#### The problem:
Read the records and gather each line that includes "scene".

Data items:
########

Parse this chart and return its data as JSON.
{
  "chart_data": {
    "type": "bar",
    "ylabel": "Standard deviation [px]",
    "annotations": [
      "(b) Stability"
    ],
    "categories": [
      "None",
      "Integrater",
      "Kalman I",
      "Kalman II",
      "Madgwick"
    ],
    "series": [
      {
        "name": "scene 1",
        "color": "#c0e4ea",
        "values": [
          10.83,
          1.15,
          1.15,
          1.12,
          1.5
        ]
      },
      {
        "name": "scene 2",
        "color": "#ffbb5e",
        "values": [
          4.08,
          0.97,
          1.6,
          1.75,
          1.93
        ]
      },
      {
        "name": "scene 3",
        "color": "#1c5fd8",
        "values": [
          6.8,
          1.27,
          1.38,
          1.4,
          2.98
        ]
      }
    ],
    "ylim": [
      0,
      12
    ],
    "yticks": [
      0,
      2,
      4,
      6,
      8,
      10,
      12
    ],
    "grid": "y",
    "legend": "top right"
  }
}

########

#### Written solution:
        "name": "scene 1",
        "name": "scene 2",
        "name": "scene 3",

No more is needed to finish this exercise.